* Stated problem
Your task is to copy every line of the entries that contains "page".

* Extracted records
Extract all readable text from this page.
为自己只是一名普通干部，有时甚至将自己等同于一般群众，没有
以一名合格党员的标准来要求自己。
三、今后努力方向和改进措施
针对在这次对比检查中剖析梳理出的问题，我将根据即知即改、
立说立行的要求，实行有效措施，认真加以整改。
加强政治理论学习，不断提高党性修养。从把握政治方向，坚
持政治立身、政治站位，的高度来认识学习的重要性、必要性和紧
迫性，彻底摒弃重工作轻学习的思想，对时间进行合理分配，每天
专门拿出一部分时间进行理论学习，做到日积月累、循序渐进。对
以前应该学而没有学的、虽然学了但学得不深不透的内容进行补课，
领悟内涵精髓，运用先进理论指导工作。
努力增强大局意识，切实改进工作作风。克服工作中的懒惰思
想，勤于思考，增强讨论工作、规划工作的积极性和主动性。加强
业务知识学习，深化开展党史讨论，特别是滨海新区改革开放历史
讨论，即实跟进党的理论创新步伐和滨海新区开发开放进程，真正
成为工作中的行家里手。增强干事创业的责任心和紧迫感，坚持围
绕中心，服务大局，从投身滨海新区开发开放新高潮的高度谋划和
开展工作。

==

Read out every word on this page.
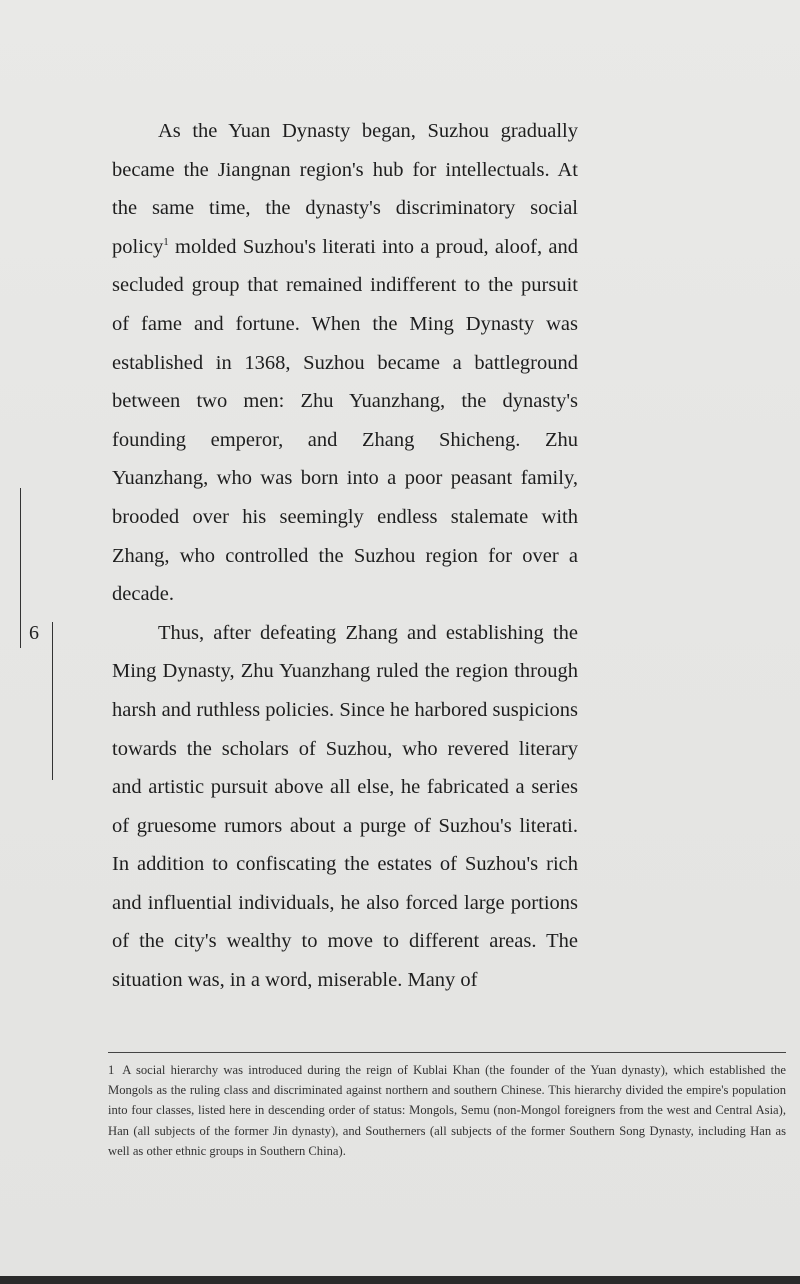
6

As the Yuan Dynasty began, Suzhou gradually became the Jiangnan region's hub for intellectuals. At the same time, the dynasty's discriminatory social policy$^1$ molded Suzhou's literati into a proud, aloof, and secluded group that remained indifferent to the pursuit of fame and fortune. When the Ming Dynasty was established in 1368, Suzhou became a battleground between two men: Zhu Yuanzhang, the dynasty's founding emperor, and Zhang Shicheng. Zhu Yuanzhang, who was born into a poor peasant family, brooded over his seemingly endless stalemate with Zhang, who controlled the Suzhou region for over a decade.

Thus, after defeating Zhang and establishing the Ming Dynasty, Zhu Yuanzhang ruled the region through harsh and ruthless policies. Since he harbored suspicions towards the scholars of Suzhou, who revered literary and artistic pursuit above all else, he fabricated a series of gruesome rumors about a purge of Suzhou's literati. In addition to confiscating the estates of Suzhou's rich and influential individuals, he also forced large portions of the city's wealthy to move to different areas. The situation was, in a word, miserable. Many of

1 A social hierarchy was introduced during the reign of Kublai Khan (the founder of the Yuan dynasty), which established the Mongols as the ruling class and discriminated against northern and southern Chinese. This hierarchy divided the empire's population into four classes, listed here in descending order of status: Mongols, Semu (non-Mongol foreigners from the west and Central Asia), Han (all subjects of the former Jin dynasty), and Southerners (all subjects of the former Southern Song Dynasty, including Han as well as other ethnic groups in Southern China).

* Exercise output
Extract all readable text from this page.
Read out every word on this page.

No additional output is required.